• Task directions:
From the listing below, extract every line containing "type".

Figure collection entries:
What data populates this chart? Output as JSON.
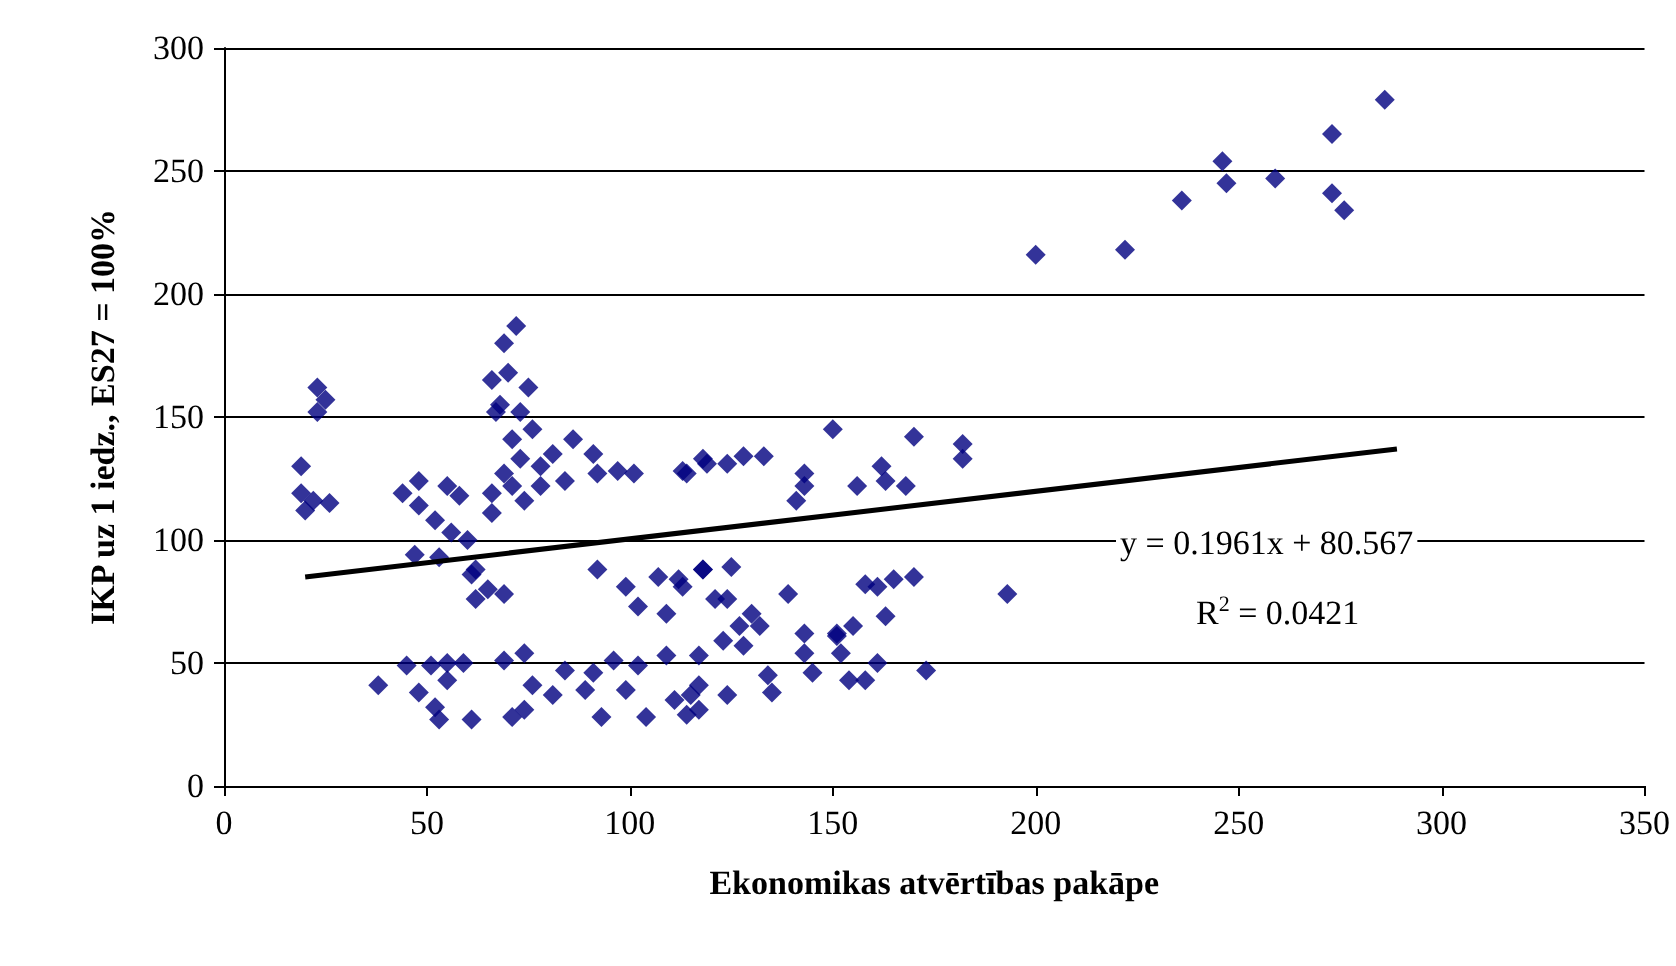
{
  "chart_data": {
    "type": "scatter",
    "xlabel": "Ekonomikas atvērtības pakāpe",
    "ylabel": "IKP uz 1 iedz., ES27 = 100%",
    "xlim": [
      0,
      350
    ],
    "ylim": [
      0,
      300
    ],
    "xticks": [
      0,
      50,
      100,
      150,
      200,
      250,
      300,
      350
    ],
    "yticks": [
      0,
      50,
      100,
      150,
      200,
      250,
      300
    ],
    "grid": "y",
    "marker": "diamond",
    "annotations": [
      "y = 0.1961x + 80.567",
      "R$^{2}$ = 0.0421"
    ],
    "series": [
      {
        "color": "#000080",
        "x": [
          222,
          236,
          246,
          247,
          259,
          273,
          273,
          276,
          286,
          200,
          193,
          113,
          119,
          124,
          128,
          133,
          143,
          143,
          141,
          150,
          156,
          162,
          163,
          168,
          170,
          182,
          182,
          118,
          125,
          113,
          121,
          124,
          139,
          130,
          127,
          132,
          123,
          128,
          117,
          143,
          151,
          151,
          155,
          143,
          152,
          158,
          161,
          165,
          170,
          163,
          145,
          154,
          158,
          161,
          173,
          134,
          135,
          124,
          115,
          117,
          72,
          69,
          23,
          25,
          23,
          66,
          70,
          75,
          68,
          67,
          73,
          19,
          19,
          22,
          26,
          20,
          48,
          44,
          55,
          58,
          48,
          52,
          56,
          60,
          47,
          53,
          62,
          66,
          71,
          74,
          66,
          71,
          76,
          73,
          78,
          81,
          86,
          84,
          91,
          92,
          97,
          101,
          114,
          118,
          78,
          69,
          61,
          65,
          62,
          69,
          38,
          45,
          51,
          55,
          59,
          48,
          52,
          53,
          61,
          55,
          69,
          74,
          76,
          71,
          74,
          81,
          84,
          91,
          96,
          89,
          99,
          102,
          93,
          104,
          109,
          111,
          114,
          117,
          92,
          99,
          102,
          109,
          107,
          112,
          118
        ],
        "values": [
          218,
          238,
          254,
          245,
          247,
          265,
          241,
          234,
          279,
          216,
          78,
          128,
          131,
          131,
          134,
          134,
          127,
          122,
          116,
          145,
          122,
          130,
          124,
          122,
          142,
          139,
          133,
          88,
          89,
          81,
          76,
          76,
          78,
          70,
          65,
          65,
          59,
          57,
          53,
          62,
          61,
          62,
          65,
          54,
          54,
          82,
          81,
          84,
          85,
          69,
          46,
          43,
          43,
          50,
          47,
          45,
          38,
          37,
          37,
          31,
          187,
          180,
          162,
          157,
          152,
          165,
          168,
          162,
          155,
          152,
          152,
          130,
          119,
          116,
          115,
          112,
          124,
          119,
          122,
          118,
          114,
          108,
          103,
          100,
          94,
          93,
          88,
          119,
          122,
          116,
          111,
          141,
          145,
          133,
          130,
          135,
          141,
          124,
          135,
          127,
          128,
          127,
          127,
          133,
          122,
          127,
          86,
          80,
          76,
          78,
          41,
          49,
          49,
          50,
          50,
          38,
          32,
          27,
          27,
          43,
          51,
          54,
          41,
          28,
          31,
          37,
          47,
          46,
          51,
          39,
          39,
          49,
          28,
          28,
          53,
          35,
          29,
          41,
          88,
          81,
          73,
          70,
          85,
          84,
          88
        ]
      },
      {
        "type": "line",
        "color": "#000000",
        "x": [
          20,
          289
        ],
        "values": [
          85,
          137
        ],
        "marker": "none"
      }
    ]
  }
}
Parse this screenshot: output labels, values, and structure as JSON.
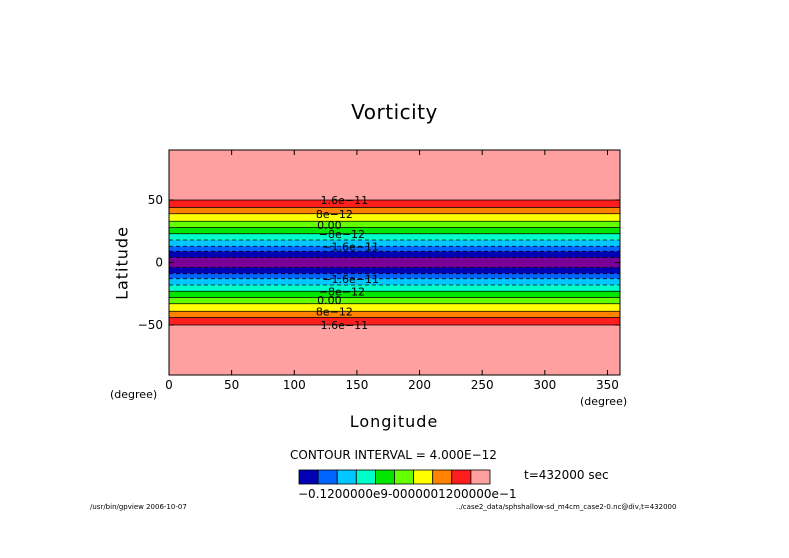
{
  "chart_data": {
    "type": "heatmap",
    "title": "Vorticity",
    "xlabel": "Longitude",
    "ylabel": "Latitude",
    "x_unit": "(degree)",
    "y_unit": "(degree)",
    "xlim": [
      0,
      360
    ],
    "ylim": [
      -90,
      90
    ],
    "x_ticks": [
      0,
      50,
      100,
      150,
      200,
      250,
      300,
      350
    ],
    "y_ticks": [
      50,
      0,
      -50
    ],
    "y_tick_labels": [
      "50",
      "0",
      "−50"
    ],
    "contour_interval_text": "CONTOUR INTERVAL = 4.000E−12",
    "time_text": "t=432000 sec",
    "colorbar_labels_text": "−0.1200000e9-0000001200000e−1",
    "colorbar_colors": [
      "#0000b4",
      "#0064ff",
      "#00c8ff",
      "#00ffc8",
      "#00e600",
      "#64ff00",
      "#ffff00",
      "#ff8200",
      "#ff1e1e",
      "#ffa0a0"
    ],
    "bands": [
      {
        "lat_from": 50,
        "lat_to": 90,
        "color": "#ffa0a0"
      },
      {
        "lat_from": 44,
        "lat_to": 50,
        "color": "#ff1e1e"
      },
      {
        "lat_from": 39,
        "lat_to": 44,
        "color": "#ff8200"
      },
      {
        "lat_from": 33,
        "lat_to": 39,
        "color": "#ffff00"
      },
      {
        "lat_from": 28,
        "lat_to": 33,
        "color": "#64ff00"
      },
      {
        "lat_from": 23,
        "lat_to": 28,
        "color": "#00e600"
      },
      {
        "lat_from": 18,
        "lat_to": 23,
        "color": "#00ffc8"
      },
      {
        "lat_from": 13,
        "lat_to": 18,
        "color": "#00c8ff"
      },
      {
        "lat_from": 9,
        "lat_to": 13,
        "color": "#0064ff"
      },
      {
        "lat_from": 4,
        "lat_to": 9,
        "color": "#0000b4"
      },
      {
        "lat_from": -4,
        "lat_to": 4,
        "color": "#780096"
      },
      {
        "lat_from": -9,
        "lat_to": -4,
        "color": "#0000b4"
      },
      {
        "lat_from": -13,
        "lat_to": -9,
        "color": "#0064ff"
      },
      {
        "lat_from": -18,
        "lat_to": -13,
        "color": "#00c8ff"
      },
      {
        "lat_from": -23,
        "lat_to": -18,
        "color": "#00ffc8"
      },
      {
        "lat_from": -28,
        "lat_to": -23,
        "color": "#00e600"
      },
      {
        "lat_from": -33,
        "lat_to": -28,
        "color": "#64ff00"
      },
      {
        "lat_from": -39,
        "lat_to": -33,
        "color": "#ffff00"
      },
      {
        "lat_from": -44,
        "lat_to": -39,
        "color": "#ff8200"
      },
      {
        "lat_from": -50,
        "lat_to": -44,
        "color": "#ff1e1e"
      },
      {
        "lat_from": -90,
        "lat_to": -50,
        "color": "#ffa0a0"
      }
    ],
    "contour_lats_solid": [
      50,
      44,
      39,
      33,
      28,
      23,
      -23,
      -28,
      -33,
      -39,
      -44,
      -50
    ],
    "contour_lats_dashed": [
      18,
      13,
      9,
      4,
      -4,
      -9,
      -13,
      -18
    ],
    "contour_labels": [
      {
        "text": "1.6e−11",
        "lon": 140,
        "lat": 50
      },
      {
        "text": "8e−12",
        "lon": 132,
        "lat": 39
      },
      {
        "text": "0.00",
        "lon": 128,
        "lat": 30
      },
      {
        "text": "−8e−12",
        "lon": 138,
        "lat": 23
      },
      {
        "text": "−1.6e−11",
        "lon": 145,
        "lat": 13
      },
      {
        "text": "−1.6e−11",
        "lon": 145,
        "lat": -13
      },
      {
        "text": "−8e−12",
        "lon": 138,
        "lat": -23
      },
      {
        "text": "0.00",
        "lon": 128,
        "lat": -30
      },
      {
        "text": "8e−12",
        "lon": 132,
        "lat": -39
      },
      {
        "text": "1.6e−11",
        "lon": 140,
        "lat": -50
      }
    ]
  },
  "footer": {
    "left": "/usr/bin/gpview  2006-10-07",
    "right": "../case2_data/sphshallow-sd_m4cm_case2-0.nc@div,t=432000"
  }
}
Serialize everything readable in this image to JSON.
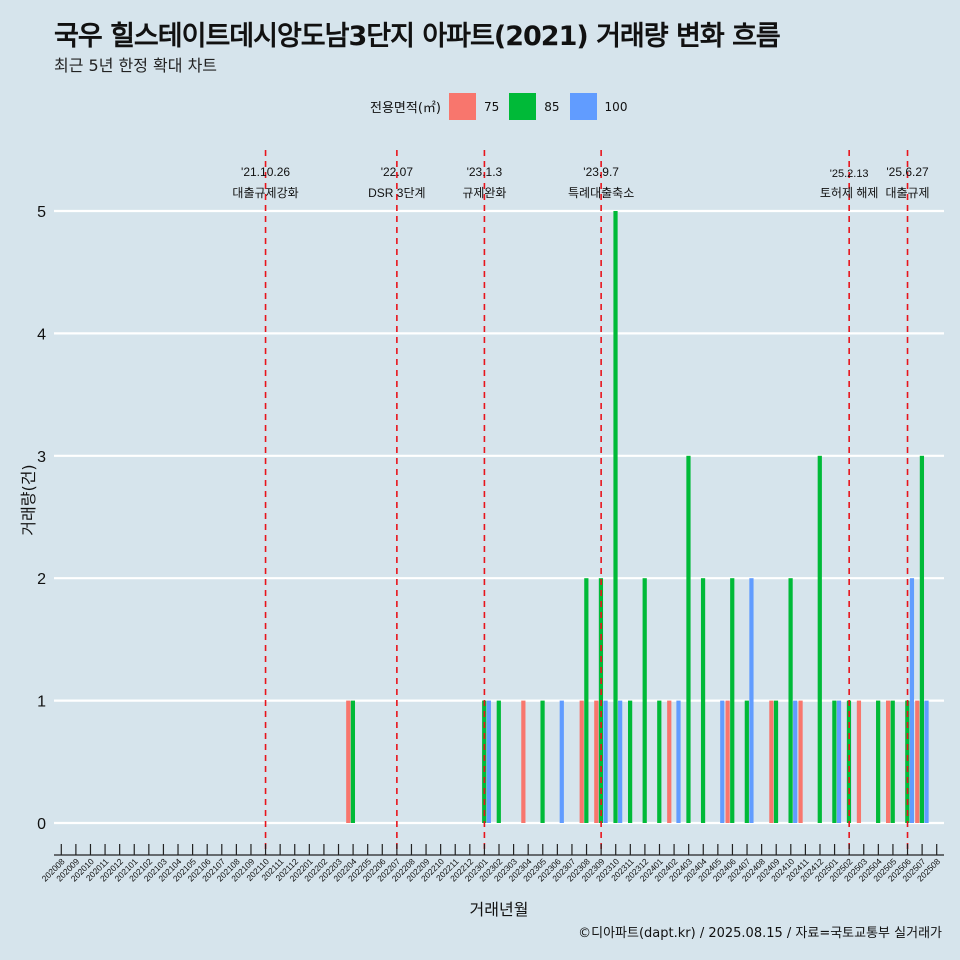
{
  "title": "국우 힐스테이트데시앙도남3단지 아파트(2021) 거래량 변화 흐름",
  "subtitle": "최근 5년 한정 확대 차트",
  "caption": "©디아파트(dapt.kr) / 2025.08.15 / 자료=국토교통부 실거래가",
  "legend": {
    "title": "전용면적(㎡)",
    "items": [
      {
        "label": "75",
        "color": "#f8766d"
      },
      {
        "label": "85",
        "color": "#00ba38"
      },
      {
        "label": "100",
        "color": "#619cff"
      }
    ]
  },
  "chart_data": {
    "type": "bar",
    "xlabel": "거래년월",
    "ylabel": "거래량(건)",
    "ylim": [
      0,
      5
    ],
    "yticks": [
      0,
      1,
      2,
      3,
      4,
      5
    ],
    "grid": true,
    "legend_position": "top",
    "categories": [
      "202008",
      "202009",
      "202010",
      "202011",
      "202012",
      "202101",
      "202102",
      "202103",
      "202104",
      "202105",
      "202106",
      "202107",
      "202108",
      "202109",
      "202110",
      "202111",
      "202112",
      "202201",
      "202202",
      "202203",
      "202204",
      "202205",
      "202206",
      "202207",
      "202208",
      "202209",
      "202210",
      "202211",
      "202212",
      "202301",
      "202302",
      "202303",
      "202304",
      "202305",
      "202306",
      "202307",
      "202308",
      "202309",
      "202310",
      "202311",
      "202312",
      "202401",
      "202402",
      "202403",
      "202404",
      "202405",
      "202406",
      "202407",
      "202408",
      "202409",
      "202410",
      "202411",
      "202412",
      "202501",
      "202502",
      "202503",
      "202504",
      "202505",
      "202506",
      "202507",
      "202508"
    ],
    "series": [
      {
        "name": "75",
        "color": "#f8766d",
        "values": [
          0,
          0,
          0,
          0,
          0,
          0,
          0,
          0,
          0,
          0,
          0,
          0,
          0,
          0,
          0,
          0,
          0,
          0,
          0,
          0,
          1,
          0,
          0,
          0,
          0,
          0,
          0,
          0,
          0,
          0,
          0,
          0,
          1,
          0,
          0,
          0,
          1,
          1,
          0,
          0,
          0,
          0,
          1,
          0,
          0,
          0,
          1,
          0,
          0,
          1,
          0,
          1,
          0,
          0,
          0,
          1,
          0,
          1,
          0,
          1,
          0
        ]
      },
      {
        "name": "85",
        "color": "#00ba38",
        "values": [
          0,
          0,
          0,
          0,
          0,
          0,
          0,
          0,
          0,
          0,
          0,
          0,
          0,
          0,
          0,
          0,
          0,
          0,
          0,
          0,
          1,
          0,
          0,
          0,
          0,
          0,
          0,
          0,
          0,
          1,
          1,
          0,
          0,
          1,
          0,
          0,
          2,
          2,
          5,
          1,
          2,
          1,
          0,
          3,
          2,
          0,
          2,
          1,
          0,
          1,
          2,
          0,
          3,
          1,
          1,
          0,
          1,
          1,
          1,
          3,
          0
        ]
      },
      {
        "name": "100",
        "color": "#619cff",
        "values": [
          0,
          0,
          0,
          0,
          0,
          0,
          0,
          0,
          0,
          0,
          0,
          0,
          0,
          0,
          0,
          0,
          0,
          0,
          0,
          0,
          0,
          0,
          0,
          0,
          0,
          0,
          0,
          0,
          0,
          1,
          0,
          0,
          0,
          0,
          1,
          0,
          0,
          1,
          1,
          0,
          0,
          0,
          1,
          0,
          0,
          1,
          0,
          2,
          0,
          0,
          1,
          0,
          0,
          1,
          0,
          0,
          0,
          0,
          2,
          1,
          0
        ]
      }
    ],
    "events": [
      {
        "month": "202110",
        "date": "'21.10.26",
        "label": "대출규제강화"
      },
      {
        "month": "202207",
        "date": "'22.07",
        "label": "DSR 3단계"
      },
      {
        "month": "202301",
        "date": "'23.1.3",
        "label": "규제완화"
      },
      {
        "month": "202309",
        "date": "'23.9.7",
        "label": "특례대출축소"
      },
      {
        "month": "202502",
        "date": "'25.2.13",
        "label": "토허제 해제"
      },
      {
        "month": "202506",
        "date": "'25.6.27",
        "label": "대출규제"
      }
    ],
    "event_line_color": "#e8141b"
  }
}
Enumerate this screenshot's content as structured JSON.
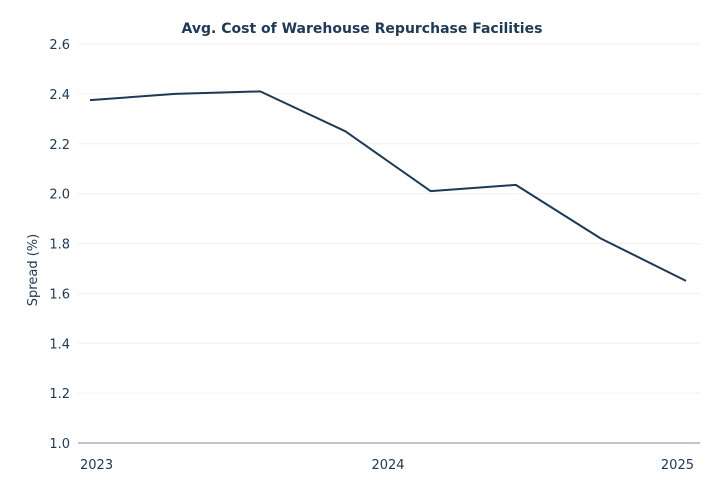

• Finished task:
    "type": "scatter",
        "type": "line",
    "type": "heatmap",
    "type": "bar",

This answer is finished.